----- LISTED ENTRIES
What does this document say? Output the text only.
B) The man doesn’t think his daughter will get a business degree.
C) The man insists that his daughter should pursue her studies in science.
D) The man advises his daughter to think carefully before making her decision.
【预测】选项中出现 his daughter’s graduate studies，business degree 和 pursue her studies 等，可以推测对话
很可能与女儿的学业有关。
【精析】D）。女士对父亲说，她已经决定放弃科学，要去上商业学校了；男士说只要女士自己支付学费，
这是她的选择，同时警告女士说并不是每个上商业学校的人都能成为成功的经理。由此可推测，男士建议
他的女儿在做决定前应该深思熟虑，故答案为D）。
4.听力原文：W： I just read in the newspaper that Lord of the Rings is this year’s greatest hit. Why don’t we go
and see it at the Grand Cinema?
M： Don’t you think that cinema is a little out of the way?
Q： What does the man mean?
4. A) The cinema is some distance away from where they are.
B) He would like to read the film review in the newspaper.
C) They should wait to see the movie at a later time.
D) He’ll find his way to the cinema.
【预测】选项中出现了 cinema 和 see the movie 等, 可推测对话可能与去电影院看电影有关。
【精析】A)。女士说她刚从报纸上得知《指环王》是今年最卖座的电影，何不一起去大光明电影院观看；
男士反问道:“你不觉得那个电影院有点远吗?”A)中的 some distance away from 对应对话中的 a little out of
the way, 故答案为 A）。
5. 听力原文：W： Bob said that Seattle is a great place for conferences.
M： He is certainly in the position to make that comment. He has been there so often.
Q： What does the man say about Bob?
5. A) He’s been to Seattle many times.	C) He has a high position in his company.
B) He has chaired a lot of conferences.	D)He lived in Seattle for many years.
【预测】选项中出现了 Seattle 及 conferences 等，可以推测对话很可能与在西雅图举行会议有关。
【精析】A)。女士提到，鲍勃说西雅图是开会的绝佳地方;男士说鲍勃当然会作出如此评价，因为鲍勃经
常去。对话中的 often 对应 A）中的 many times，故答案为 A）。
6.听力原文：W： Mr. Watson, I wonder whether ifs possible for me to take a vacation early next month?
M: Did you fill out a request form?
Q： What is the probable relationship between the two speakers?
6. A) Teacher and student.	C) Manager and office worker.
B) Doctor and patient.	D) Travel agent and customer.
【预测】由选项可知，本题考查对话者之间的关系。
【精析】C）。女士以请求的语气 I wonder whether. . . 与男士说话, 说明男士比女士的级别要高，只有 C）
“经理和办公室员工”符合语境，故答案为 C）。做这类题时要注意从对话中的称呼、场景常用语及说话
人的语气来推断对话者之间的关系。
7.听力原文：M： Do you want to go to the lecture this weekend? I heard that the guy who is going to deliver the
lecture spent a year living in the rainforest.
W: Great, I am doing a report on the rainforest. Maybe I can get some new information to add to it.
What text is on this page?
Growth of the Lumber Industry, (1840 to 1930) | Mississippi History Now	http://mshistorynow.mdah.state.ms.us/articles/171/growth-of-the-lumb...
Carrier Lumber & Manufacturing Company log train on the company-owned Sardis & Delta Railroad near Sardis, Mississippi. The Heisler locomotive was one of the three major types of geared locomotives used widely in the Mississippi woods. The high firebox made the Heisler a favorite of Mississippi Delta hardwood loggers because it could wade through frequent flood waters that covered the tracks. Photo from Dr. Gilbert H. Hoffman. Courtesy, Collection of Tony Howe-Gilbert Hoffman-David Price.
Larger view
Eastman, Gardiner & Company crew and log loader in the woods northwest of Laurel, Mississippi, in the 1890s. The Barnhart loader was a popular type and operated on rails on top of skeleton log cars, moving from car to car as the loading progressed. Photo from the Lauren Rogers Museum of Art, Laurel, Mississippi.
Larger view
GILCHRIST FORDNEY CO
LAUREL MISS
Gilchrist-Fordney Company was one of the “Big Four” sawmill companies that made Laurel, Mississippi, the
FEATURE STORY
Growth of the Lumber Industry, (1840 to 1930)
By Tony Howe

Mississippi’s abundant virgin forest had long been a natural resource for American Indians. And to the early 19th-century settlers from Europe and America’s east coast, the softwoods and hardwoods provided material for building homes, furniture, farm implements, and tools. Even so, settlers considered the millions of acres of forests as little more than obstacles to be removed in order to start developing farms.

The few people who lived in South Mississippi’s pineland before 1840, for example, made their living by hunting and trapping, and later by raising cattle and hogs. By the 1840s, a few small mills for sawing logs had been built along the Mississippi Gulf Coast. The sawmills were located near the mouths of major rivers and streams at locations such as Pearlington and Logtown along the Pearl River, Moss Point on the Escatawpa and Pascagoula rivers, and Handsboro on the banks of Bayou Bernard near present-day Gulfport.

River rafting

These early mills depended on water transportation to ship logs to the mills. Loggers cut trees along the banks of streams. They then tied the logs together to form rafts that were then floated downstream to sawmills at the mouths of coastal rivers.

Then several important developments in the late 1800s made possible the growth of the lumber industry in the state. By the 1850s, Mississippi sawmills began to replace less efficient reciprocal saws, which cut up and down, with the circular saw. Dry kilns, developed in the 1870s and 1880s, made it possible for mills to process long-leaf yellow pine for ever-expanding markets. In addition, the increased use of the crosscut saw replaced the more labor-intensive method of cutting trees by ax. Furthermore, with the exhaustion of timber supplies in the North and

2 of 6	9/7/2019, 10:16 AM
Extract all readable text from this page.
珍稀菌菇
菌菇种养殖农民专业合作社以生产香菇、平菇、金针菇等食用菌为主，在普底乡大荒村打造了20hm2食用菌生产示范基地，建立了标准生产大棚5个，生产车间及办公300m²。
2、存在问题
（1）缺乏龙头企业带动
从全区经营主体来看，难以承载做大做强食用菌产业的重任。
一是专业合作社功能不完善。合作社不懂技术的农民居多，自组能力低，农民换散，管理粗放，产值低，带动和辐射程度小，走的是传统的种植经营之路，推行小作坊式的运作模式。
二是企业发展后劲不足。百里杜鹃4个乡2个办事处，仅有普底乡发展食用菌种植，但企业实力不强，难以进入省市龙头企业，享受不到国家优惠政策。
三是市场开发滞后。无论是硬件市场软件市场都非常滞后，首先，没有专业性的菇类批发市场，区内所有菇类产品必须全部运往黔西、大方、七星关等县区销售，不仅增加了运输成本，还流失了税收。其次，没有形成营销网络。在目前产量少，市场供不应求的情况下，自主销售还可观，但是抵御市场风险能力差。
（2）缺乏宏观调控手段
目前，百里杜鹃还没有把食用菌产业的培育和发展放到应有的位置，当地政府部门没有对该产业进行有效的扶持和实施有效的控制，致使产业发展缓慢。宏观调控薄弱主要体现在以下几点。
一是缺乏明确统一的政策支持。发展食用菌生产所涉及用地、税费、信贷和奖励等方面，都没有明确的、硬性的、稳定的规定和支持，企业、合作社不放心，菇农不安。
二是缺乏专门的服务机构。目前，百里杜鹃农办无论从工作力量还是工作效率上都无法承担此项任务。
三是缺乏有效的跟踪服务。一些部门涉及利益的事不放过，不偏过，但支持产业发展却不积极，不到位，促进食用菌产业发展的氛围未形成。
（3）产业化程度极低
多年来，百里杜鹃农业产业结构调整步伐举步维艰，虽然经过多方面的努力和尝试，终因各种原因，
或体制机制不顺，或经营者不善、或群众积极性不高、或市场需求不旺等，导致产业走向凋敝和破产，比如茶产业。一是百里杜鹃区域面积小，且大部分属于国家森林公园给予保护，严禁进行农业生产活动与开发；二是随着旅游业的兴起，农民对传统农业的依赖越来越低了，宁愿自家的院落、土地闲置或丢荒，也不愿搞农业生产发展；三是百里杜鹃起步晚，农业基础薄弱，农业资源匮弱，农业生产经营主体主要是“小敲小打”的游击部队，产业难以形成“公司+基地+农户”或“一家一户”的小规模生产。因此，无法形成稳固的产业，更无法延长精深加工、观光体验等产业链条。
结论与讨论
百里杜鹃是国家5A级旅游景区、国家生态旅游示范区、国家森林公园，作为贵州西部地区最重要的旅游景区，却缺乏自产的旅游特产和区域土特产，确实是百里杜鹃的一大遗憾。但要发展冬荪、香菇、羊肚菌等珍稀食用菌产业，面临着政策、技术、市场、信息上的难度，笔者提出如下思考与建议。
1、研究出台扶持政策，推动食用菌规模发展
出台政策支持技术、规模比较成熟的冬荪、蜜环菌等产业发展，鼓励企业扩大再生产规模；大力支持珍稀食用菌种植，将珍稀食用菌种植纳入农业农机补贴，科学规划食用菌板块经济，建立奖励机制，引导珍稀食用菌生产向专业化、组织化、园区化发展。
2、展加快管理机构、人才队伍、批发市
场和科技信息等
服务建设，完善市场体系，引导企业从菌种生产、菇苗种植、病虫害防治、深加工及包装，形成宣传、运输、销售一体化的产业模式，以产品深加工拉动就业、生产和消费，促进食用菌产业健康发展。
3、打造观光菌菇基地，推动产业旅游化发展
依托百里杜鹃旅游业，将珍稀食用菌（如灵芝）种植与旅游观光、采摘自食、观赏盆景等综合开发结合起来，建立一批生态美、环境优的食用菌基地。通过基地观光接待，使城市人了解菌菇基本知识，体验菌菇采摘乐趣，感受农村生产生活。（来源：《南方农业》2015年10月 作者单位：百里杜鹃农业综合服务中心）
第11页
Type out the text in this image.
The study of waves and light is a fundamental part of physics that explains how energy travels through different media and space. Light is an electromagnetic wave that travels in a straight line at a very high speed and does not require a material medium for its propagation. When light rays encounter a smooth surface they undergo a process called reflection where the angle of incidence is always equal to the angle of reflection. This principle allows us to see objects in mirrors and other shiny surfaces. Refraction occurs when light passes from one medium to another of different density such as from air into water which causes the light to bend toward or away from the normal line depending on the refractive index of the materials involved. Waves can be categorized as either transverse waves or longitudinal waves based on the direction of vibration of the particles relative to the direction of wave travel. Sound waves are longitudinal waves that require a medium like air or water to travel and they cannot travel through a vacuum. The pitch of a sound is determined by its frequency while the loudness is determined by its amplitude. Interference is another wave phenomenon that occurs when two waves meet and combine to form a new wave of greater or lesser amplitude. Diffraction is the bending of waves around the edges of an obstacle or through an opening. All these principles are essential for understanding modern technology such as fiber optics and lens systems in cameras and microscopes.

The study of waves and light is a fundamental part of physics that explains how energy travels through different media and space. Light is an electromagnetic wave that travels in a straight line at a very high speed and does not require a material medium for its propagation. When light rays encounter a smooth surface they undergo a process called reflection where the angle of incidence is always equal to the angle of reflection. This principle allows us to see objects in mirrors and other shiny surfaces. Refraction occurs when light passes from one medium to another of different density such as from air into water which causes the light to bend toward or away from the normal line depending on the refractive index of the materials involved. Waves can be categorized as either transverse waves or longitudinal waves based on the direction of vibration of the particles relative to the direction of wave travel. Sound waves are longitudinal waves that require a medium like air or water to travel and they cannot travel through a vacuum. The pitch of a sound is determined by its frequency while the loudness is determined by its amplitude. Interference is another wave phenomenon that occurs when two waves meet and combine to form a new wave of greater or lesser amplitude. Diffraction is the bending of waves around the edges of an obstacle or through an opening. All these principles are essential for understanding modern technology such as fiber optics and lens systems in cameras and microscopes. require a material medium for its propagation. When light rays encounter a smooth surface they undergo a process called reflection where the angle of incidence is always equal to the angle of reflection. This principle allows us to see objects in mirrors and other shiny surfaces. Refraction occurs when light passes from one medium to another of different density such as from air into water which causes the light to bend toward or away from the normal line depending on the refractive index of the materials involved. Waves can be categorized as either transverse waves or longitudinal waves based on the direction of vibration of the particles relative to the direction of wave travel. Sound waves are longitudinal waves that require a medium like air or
----------
**TASK DETAILS:**
Copy each line of the data above that holds "streams".

**EXPECTED ANSWER:**
The few people who lived in South Mississippi’s pineland before 1840, for example, made their living by hunting and trapping, and later by raising cattle and hogs. By the 1840s, a few small mills for sawing logs had been built along the Mississippi Gulf Coast. The sawmills were located near the mouths of major rivers and streams at locations such as Pearlington and Logtown along the Pearl River, Moss Point on the Escatawpa and Pascagoula rivers, and Handsboro on the banks of Bayou Bernard near present-day Gulfport.
These early mills depended on water transportation to ship logs to the mills. Loggers cut trees along the banks of streams. They then tied the logs together to form rafts that were then floated downstream to sawmills at the mouths of coastal rivers.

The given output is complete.